Start of Input records

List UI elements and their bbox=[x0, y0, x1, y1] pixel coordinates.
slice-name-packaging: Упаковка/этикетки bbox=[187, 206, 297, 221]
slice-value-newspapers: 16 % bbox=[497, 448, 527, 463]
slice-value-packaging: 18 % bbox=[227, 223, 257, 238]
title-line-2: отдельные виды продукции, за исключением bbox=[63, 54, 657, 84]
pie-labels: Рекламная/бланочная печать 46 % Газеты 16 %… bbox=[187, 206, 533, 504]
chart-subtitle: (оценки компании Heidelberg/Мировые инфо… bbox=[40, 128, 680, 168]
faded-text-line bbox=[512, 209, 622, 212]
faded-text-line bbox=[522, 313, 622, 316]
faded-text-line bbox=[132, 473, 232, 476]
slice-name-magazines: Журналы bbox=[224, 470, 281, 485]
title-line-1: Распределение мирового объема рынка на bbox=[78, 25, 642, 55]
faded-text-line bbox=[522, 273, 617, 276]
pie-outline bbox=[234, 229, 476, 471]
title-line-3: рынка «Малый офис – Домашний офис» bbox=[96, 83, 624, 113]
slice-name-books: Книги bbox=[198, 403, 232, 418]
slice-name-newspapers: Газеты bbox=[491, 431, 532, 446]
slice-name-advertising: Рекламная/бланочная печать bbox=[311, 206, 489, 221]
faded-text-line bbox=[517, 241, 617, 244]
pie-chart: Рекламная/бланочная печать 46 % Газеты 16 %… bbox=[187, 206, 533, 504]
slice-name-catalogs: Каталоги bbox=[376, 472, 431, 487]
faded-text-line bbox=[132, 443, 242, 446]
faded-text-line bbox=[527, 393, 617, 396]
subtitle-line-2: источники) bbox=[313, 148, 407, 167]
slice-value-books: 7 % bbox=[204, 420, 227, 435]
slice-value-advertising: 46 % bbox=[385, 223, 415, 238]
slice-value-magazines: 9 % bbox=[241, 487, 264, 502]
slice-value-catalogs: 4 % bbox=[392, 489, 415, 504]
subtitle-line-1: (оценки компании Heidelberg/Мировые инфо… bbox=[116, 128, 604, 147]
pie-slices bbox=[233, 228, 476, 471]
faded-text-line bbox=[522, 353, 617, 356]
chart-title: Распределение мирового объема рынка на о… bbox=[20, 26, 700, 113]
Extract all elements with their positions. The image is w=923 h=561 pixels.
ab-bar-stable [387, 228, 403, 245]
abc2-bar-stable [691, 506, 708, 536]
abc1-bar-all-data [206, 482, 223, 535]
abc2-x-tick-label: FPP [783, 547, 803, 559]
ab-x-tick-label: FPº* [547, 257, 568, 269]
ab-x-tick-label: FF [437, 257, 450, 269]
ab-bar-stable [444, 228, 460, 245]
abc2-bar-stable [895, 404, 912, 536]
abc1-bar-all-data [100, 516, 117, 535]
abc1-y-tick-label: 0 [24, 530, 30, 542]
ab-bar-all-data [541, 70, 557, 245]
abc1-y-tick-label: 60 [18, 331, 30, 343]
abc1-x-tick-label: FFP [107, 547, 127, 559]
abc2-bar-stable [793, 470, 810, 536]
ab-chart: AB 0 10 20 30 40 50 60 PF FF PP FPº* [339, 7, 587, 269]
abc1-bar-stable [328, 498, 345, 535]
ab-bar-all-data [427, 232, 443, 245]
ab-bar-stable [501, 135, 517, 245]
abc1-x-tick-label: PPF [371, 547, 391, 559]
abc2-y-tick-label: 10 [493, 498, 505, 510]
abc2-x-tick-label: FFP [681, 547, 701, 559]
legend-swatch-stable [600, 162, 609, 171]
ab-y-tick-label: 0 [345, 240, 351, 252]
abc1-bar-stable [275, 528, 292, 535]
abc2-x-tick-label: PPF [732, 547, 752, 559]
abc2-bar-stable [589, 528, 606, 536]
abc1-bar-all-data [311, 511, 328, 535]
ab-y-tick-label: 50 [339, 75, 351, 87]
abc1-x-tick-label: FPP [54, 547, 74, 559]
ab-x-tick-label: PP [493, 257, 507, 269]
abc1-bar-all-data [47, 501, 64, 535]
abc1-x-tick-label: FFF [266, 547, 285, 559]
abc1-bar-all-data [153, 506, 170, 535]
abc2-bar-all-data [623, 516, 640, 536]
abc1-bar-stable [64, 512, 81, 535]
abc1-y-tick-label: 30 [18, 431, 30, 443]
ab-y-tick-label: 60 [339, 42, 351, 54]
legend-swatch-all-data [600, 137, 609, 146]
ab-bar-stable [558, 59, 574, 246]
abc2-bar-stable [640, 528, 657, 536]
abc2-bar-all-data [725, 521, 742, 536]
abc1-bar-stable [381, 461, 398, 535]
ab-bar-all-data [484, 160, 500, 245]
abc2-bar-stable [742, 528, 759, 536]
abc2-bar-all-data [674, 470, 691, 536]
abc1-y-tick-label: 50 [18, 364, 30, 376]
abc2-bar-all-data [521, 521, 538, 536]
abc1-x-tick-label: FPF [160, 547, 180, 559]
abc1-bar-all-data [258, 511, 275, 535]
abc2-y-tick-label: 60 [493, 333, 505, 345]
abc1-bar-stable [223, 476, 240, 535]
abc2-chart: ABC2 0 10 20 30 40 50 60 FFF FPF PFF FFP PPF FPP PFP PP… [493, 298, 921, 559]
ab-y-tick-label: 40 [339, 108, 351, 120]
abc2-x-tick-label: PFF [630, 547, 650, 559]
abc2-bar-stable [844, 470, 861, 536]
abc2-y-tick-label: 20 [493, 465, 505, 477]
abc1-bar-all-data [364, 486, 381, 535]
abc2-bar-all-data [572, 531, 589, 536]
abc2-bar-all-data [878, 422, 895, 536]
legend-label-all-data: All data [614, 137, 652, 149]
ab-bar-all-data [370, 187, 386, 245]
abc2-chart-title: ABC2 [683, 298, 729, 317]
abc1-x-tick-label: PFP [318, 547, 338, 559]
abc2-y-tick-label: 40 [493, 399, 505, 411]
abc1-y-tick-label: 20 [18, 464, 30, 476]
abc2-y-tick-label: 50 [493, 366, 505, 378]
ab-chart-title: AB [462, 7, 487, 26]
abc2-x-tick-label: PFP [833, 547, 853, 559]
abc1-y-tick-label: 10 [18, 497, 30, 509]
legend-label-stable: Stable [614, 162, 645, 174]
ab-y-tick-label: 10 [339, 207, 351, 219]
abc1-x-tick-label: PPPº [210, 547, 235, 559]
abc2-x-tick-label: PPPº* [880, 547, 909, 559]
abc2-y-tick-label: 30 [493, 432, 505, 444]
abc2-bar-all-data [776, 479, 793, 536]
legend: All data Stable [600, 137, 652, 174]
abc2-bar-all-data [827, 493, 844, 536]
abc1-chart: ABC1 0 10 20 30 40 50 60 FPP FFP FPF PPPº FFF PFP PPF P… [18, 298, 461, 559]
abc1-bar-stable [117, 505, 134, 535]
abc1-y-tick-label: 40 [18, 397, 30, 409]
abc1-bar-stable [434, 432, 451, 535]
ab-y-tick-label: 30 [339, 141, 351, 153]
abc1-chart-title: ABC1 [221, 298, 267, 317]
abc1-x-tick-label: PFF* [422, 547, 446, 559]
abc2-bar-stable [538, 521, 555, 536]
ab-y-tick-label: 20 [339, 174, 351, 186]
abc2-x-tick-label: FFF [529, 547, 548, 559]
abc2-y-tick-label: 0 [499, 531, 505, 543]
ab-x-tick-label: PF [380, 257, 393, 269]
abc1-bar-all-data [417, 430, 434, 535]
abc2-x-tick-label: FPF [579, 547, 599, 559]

End of Input records

What this task involves: Copy out every line of the data above without changing a single character.

Solution:
List UI elements and their bbox=[x0, y0, x1, y1] pixel coordinates.
slice-name-packaging: Упаковка/этикетки bbox=[187, 206, 297, 221]
slice-value-newspapers: 16 % bbox=[497, 448, 527, 463]
slice-value-packaging: 18 % bbox=[227, 223, 257, 238]
title-line-2: отдельные виды продукции, за исключением bbox=[63, 54, 657, 84]
pie-labels: Рекламная/бланочная печать 46 % Газеты 16 %… bbox=[187, 206, 533, 504]
chart-subtitle: (оценки компании Heidelberg/Мировые инфо… bbox=[40, 128, 680, 168]
faded-text-line bbox=[512, 209, 622, 212]
faded-text-line bbox=[522, 313, 622, 316]
faded-text-line bbox=[132, 473, 232, 476]
slice-name-magazines: Журналы bbox=[224, 470, 281, 485]
title-line-1: Распределение мирового объема рынка на bbox=[78, 25, 642, 55]
faded-text-line bbox=[522, 273, 617, 276]
pie-outline bbox=[234, 229, 476, 471]
title-line-3: рынка «Малый офис – Домашний офис» bbox=[96, 83, 624, 113]
slice-name-books: Книги bbox=[198, 403, 232, 418]
slice-name-newspapers: Газеты bbox=[491, 431, 532, 446]
slice-name-advertising: Рекламная/бланочная печать bbox=[311, 206, 489, 221]
faded-text-line bbox=[517, 241, 617, 244]
pie-chart: Рекламная/бланочная печать 46 % Газеты 16 %… bbox=[187, 206, 533, 504]
slice-name-catalogs: Каталоги bbox=[376, 472, 431, 487]
faded-text-line bbox=[132, 443, 242, 446]
faded-text-line bbox=[527, 393, 617, 396]
subtitle-line-2: источники) bbox=[313, 148, 407, 167]
slice-value-books: 7 % bbox=[204, 420, 227, 435]
slice-value-advertising: 46 % bbox=[385, 223, 415, 238]
slice-value-magazines: 9 % bbox=[241, 487, 264, 502]
slice-value-catalogs: 4 % bbox=[392, 489, 415, 504]
subtitle-line-1: (оценки компании Heidelberg/Мировые инфо… bbox=[116, 128, 604, 147]
pie-slices bbox=[233, 228, 476, 471]
faded-text-line bbox=[522, 353, 617, 356]
chart-title: Распределение мирового объема рынка на о… bbox=[20, 26, 700, 113]
Extract all elements with their positions. The image is w=923 h=561 pixels.
ab-bar-stable [387, 228, 403, 245]
abc2-bar-stable [691, 506, 708, 536]
abc1-bar-all-data [206, 482, 223, 535]
abc2-x-tick-label: FPP [783, 547, 803, 559]
ab-x-tick-label: FPº* [547, 257, 568, 269]
ab-x-tick-label: FF [437, 257, 450, 269]
ab-bar-stable [444, 228, 460, 245]
abc2-bar-stable [895, 404, 912, 536]
abc1-bar-all-data [100, 516, 117, 535]
abc1-y-tick-label: 0 [24, 530, 30, 542]
ab-bar-all-data [541, 70, 557, 245]
abc1-y-tick-label: 60 [18, 331, 30, 343]
abc1-x-tick-label: FFP [107, 547, 127, 559]
abc2-bar-stable [793, 470, 810, 536]
ab-chart: AB 0 10 20 30 40 50 60 PF FF PP FPº* [339, 7, 587, 269]
abc1-bar-stable [328, 498, 345, 535]
ab-bar-all-data [427, 232, 443, 245]
ab-bar-stable [501, 135, 517, 245]
abc1-x-tick-label: PPF [371, 547, 391, 559]
abc2-y-tick-label: 10 [493, 498, 505, 510]
abc2-x-tick-label: FFP [681, 547, 701, 559]
legend-swatch-stable [600, 162, 609, 171]
ab-y-tick-label: 0 [345, 240, 351, 252]
abc1-bar-stable [275, 528, 292, 535]
abc2-x-tick-label: PPF [732, 547, 752, 559]
abc2-bar-stable [589, 528, 606, 536]
abc1-bar-all-data [311, 511, 328, 535]
ab-y-tick-label: 50 [339, 75, 351, 87]
abc1-x-tick-label: FPP [54, 547, 74, 559]
ab-x-tick-label: PP [493, 257, 507, 269]
abc1-bar-all-data [47, 501, 64, 535]
abc1-x-tick-label: FFF [266, 547, 285, 559]
abc1-bar-all-data [153, 506, 170, 535]
abc2-bar-all-data [623, 516, 640, 536]
abc1-bar-stable [64, 512, 81, 535]
abc1-y-tick-label: 30 [18, 431, 30, 443]
ab-y-tick-label: 60 [339, 42, 351, 54]
legend-swatch-all-data [600, 137, 609, 146]
ab-bar-stable [558, 59, 574, 246]
abc2-bar-stable [640, 528, 657, 536]
abc2-bar-all-data [725, 521, 742, 536]
abc1-bar-stable [381, 461, 398, 535]
ab-bar-all-data [484, 160, 500, 245]
abc2-bar-stable [742, 528, 759, 536]
abc2-bar-all-data [674, 470, 691, 536]
abc1-y-tick-label: 50 [18, 364, 30, 376]
abc2-bar-all-data [521, 521, 538, 536]
abc1-x-tick-label: FPF [160, 547, 180, 559]
abc1-bar-all-data [258, 511, 275, 535]
abc2-y-tick-label: 60 [493, 333, 505, 345]
abc1-bar-stable [223, 476, 240, 535]
abc2-chart: ABC2 0 10 20 30 40 50 60 FFF FPF PFF FFP PPF FPP PFP PP… [493, 298, 921, 559]
ab-y-tick-label: 40 [339, 108, 351, 120]
abc2-x-tick-label: PFF [630, 547, 650, 559]
abc2-bar-stable [844, 470, 861, 536]
abc2-y-tick-label: 20 [493, 465, 505, 477]
abc1-bar-all-data [364, 486, 381, 535]
abc2-bar-all-data [572, 531, 589, 536]
abc2-bar-all-data [878, 422, 895, 536]
legend-label-all-data: All data [614, 137, 652, 149]
ab-bar-all-data [370, 187, 386, 245]
abc2-chart-title: ABC2 [683, 298, 729, 317]
abc1-x-tick-label: PFP [318, 547, 338, 559]
abc2-y-tick-label: 40 [493, 399, 505, 411]
abc1-y-tick-label: 20 [18, 464, 30, 476]
abc2-y-tick-label: 50 [493, 366, 505, 378]
ab-chart-title: AB [462, 7, 487, 26]
abc2-x-tick-label: PFP [833, 547, 853, 559]
abc1-y-tick-label: 10 [18, 497, 30, 509]
legend-label-stable: Stable [614, 162, 645, 174]
ab-y-tick-label: 10 [339, 207, 351, 219]
abc1-x-tick-label: PPPº [210, 547, 235, 559]
abc2-x-tick-label: PPPº* [880, 547, 909, 559]
abc2-y-tick-label: 30 [493, 432, 505, 444]
abc2-bar-all-data [776, 479, 793, 536]
legend: All data Stable [600, 137, 652, 174]
abc2-bar-all-data [827, 493, 844, 536]
abc1-chart: ABC1 0 10 20 30 40 50 60 FPP FFP FPF PPPº FFF PFP PPF P… [18, 298, 461, 559]
abc1-bar-stable [117, 505, 134, 535]
abc1-y-tick-label: 40 [18, 397, 30, 409]
abc1-bar-stable [434, 432, 451, 535]
ab-y-tick-label: 30 [339, 141, 351, 153]
abc1-chart-title: ABC1 [221, 298, 267, 317]
abc1-x-tick-label: PFF* [422, 547, 446, 559]
abc2-bar-stable [538, 521, 555, 536]
ab-y-tick-label: 20 [339, 174, 351, 186]
abc2-x-tick-label: FFF [529, 547, 548, 559]
abc2-y-tick-label: 0 [499, 531, 505, 543]
ab-x-tick-label: PF [380, 257, 393, 269]
abc1-bar-all-data [417, 430, 434, 535]
abc2-x-tick-label: FPF [579, 547, 599, 559]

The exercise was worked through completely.